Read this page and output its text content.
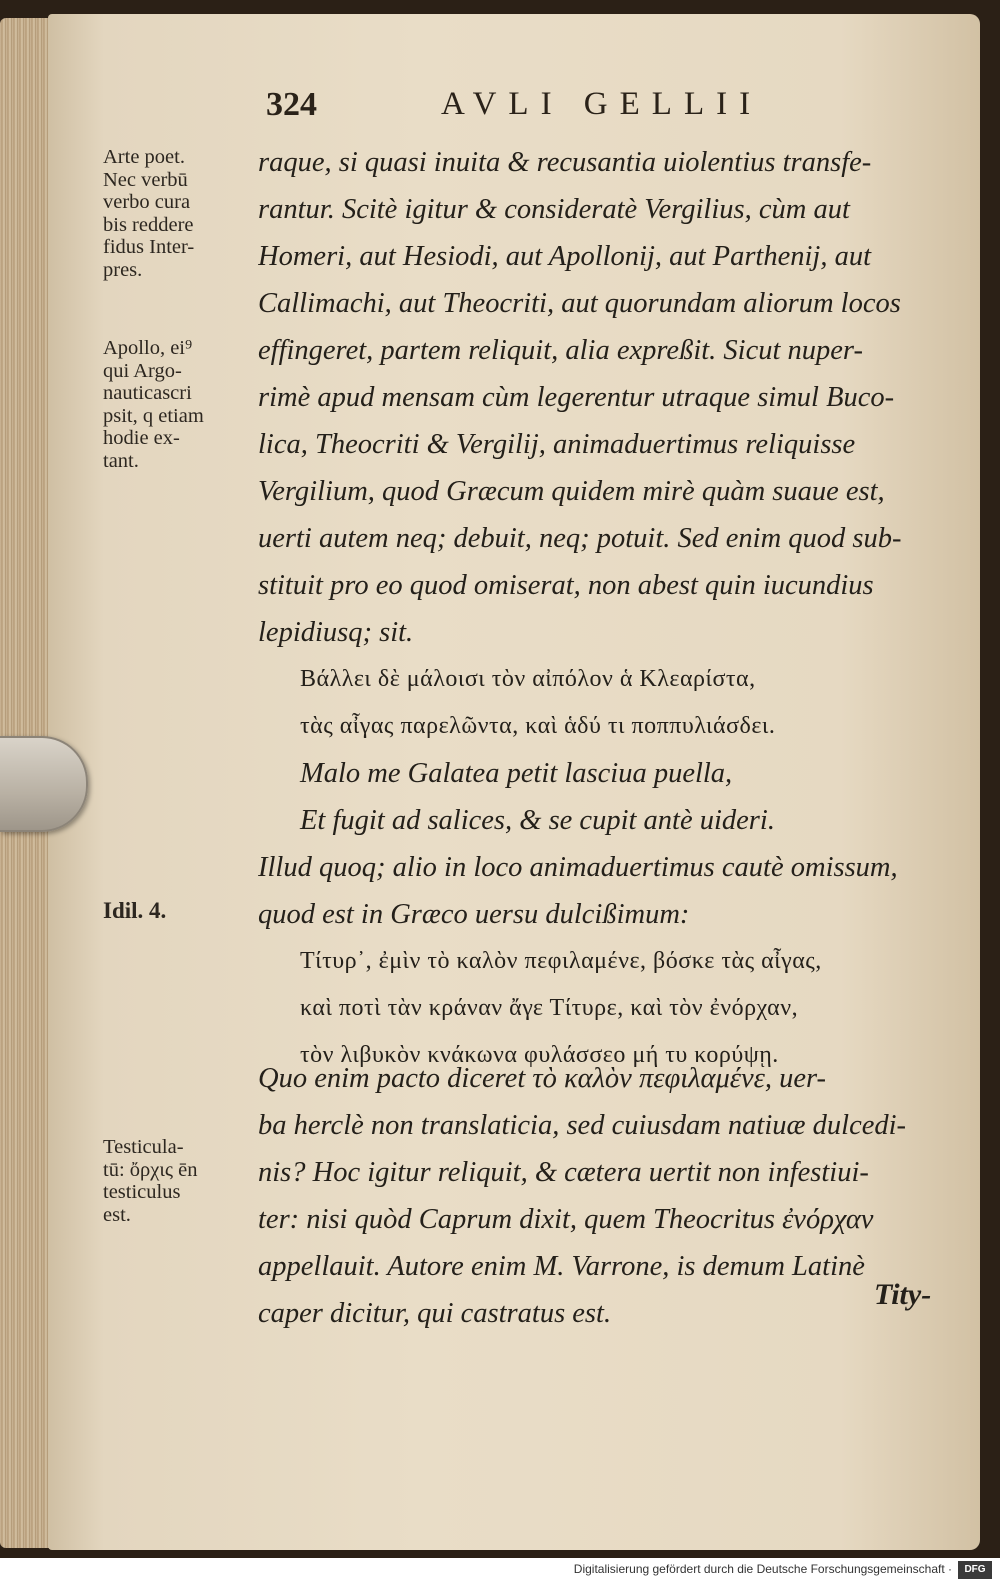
324	AVLI GELLII
raque, si quasi inuita & recusantia uiolentius transfe-
rantur. Scitè igitur & consideratè Vergilius, cùm aut
Homeri, aut Hesiodi, aut Apollonij, aut Parthenij, aut
Callimachi, aut Theocriti, aut quorundam aliorum locos
effingeret, partem reliquit, alia expreßit. Sicut nuper-
rimè apud mensam cùm legerentur utraque simul Buco-
lica, Theocriti & Vergilij, animaduertimus reliquisse
Vergilium, quod Græcum quidem mirè quàm suaue est,
uerti autem neq; debuit, neq; potuit. Sed enim quod sub-
stituit pro eo quod omiserat, non abest quin iucundius
lepidiusq; sit.
Βάλλει δὲ μάλοισι τὸν αἰπόλον ἁ Κλεαρίστα,
τὰς αἶγας παρελῶντα, καὶ ἁδύ τι ποππυλιάσδει.
Malo me Galatea petit lasciua puella,
Et fugit ad salices, & se cupit antè uideri.
Illud quoq; alio in loco animaduertimus cautè omissum,
quod est in Græco uersu dulcißimum:
Τίτυρ᾽, ἐμὶν τὸ καλὸν πεφιλαμένε, βόσκε τὰς αἶγας,
καὶ ποτὶ τὰν κράναν ἄγε Τίτυρε, καὶ τὸν ἐνόρχαν,
τὸν λιβυκὸν κνάκωνα φυλάσσεο μή τυ κορύψῃ.
Quo enim pacto diceret τὸ καλὸν πεφιλαμένε, uer-
ba herclè non translaticia, sed cuiusdam natiuæ dulcedi-
nis? Hoc igitur reliquit, & cætera uertit non infestiui-
ter: nisi quòd Caprum dixit, quem Theocritus ἐνόρχαν
appellauit. Autore enim M. Varrone, is demum Latinè
caper dicitur, qui castratus est.
Tity-
Arte poet.
Nec verbū
verbo cura
bis reddere
fidus Inter-
pres.
Apollo, ei⁹
qui Argo-
nauticascri
psit, q etiam
hodie ex-
tant.
Idil. 4.
Testicula-
tū: ὄρχις ēn
testiculus
est.
Digitalisierung gefördert durch die Deutsche Forschungsgemeinschaft ·	DFG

########################################

- REQUIREMENT -
Locate the lines above that contain "reliquit" and copy them.

- FULL OUTPUT -
effingeret, partem reliquit, alia expreßit. Sicut nuper-
nis? Hoc igitur reliquit, & cætera uertit non infestiui-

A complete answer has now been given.